TASK DESCRIPTION » In the entries below, find the lines that contain the word "Главный" and copy them.

(Dataset entries)
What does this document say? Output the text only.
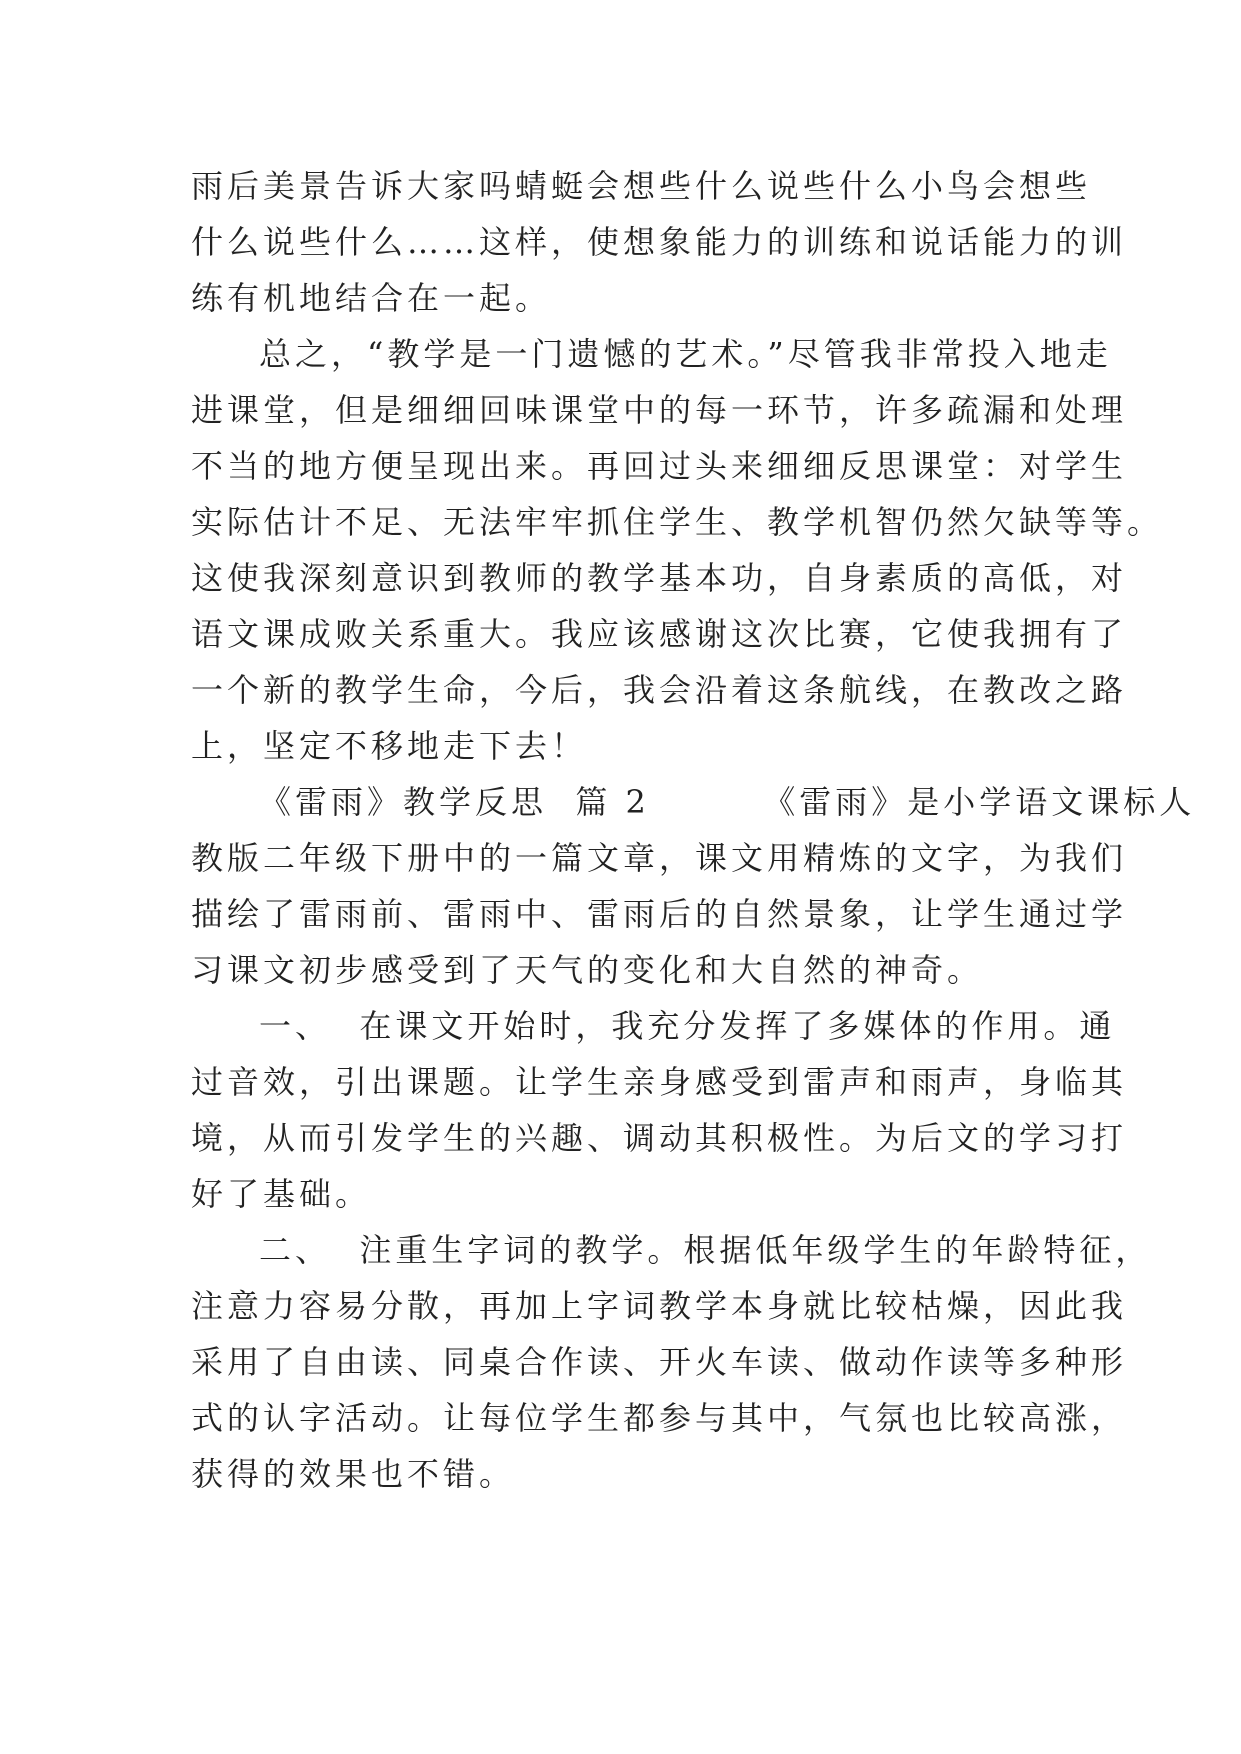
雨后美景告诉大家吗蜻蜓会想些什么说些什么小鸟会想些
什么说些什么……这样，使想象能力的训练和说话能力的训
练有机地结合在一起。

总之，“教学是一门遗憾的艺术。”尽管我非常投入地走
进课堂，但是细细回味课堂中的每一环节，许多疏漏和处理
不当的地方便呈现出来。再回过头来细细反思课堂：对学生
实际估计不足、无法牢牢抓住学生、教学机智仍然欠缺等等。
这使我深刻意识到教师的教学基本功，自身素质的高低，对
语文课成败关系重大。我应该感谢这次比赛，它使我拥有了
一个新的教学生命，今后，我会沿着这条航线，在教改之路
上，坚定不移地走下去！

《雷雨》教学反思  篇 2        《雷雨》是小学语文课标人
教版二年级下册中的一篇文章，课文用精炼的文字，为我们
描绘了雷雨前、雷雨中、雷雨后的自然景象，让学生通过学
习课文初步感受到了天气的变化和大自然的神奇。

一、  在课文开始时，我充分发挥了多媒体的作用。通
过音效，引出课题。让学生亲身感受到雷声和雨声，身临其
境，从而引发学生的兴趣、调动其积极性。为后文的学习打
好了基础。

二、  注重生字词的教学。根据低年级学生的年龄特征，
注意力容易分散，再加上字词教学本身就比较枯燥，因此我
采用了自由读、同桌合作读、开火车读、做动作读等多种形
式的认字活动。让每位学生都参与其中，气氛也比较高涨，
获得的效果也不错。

* * *

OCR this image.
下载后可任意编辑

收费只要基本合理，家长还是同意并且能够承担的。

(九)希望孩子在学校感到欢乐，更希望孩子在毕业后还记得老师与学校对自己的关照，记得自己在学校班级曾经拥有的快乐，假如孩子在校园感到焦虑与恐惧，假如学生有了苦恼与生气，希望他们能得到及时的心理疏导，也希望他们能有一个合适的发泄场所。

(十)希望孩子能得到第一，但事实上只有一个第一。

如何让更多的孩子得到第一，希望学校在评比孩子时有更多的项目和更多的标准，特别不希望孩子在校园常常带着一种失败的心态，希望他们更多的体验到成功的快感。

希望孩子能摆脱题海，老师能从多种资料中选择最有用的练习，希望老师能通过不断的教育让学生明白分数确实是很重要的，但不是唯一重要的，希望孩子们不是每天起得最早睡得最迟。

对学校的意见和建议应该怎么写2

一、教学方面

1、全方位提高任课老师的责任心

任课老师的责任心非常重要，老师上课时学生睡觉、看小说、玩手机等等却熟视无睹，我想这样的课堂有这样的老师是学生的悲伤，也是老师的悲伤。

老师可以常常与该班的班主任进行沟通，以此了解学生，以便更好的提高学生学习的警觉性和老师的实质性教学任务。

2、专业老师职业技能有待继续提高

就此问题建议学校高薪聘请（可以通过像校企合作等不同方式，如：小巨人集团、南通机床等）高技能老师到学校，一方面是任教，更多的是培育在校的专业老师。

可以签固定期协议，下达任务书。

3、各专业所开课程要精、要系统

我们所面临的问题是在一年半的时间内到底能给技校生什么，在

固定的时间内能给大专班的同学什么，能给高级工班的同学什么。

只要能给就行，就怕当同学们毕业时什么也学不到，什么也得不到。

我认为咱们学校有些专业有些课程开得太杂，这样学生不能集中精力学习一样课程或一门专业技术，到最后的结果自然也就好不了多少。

---

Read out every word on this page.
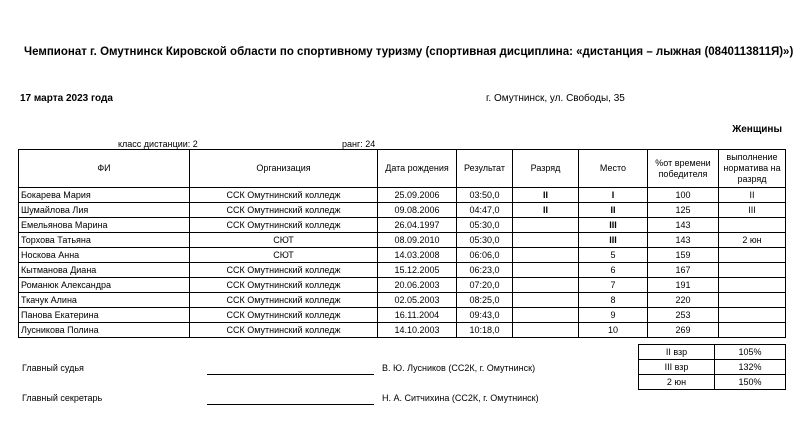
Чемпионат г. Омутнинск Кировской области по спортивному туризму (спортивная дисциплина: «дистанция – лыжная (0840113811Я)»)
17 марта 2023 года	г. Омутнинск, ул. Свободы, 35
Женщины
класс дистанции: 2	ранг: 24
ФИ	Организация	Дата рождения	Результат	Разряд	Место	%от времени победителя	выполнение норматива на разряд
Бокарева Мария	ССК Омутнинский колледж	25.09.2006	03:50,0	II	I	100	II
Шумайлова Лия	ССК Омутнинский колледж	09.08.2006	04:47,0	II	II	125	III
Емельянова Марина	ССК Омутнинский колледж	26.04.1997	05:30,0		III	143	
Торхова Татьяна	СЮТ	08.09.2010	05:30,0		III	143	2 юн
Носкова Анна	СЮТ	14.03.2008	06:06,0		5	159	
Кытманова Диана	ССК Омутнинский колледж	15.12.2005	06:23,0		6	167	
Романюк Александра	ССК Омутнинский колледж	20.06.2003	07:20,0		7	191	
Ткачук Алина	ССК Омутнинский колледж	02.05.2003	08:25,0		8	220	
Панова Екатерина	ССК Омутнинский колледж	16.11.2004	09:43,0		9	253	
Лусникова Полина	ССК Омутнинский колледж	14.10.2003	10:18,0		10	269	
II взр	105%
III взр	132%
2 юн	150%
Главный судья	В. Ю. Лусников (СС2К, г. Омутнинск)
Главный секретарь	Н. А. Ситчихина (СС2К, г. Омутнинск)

TASK OUTPUT »
Главный судья	В. Ю. Лусников (СС2К, г. Омутнинск)
Главный секретарь	Н. А. Ситчихина (СС2К, г. Омутнинск)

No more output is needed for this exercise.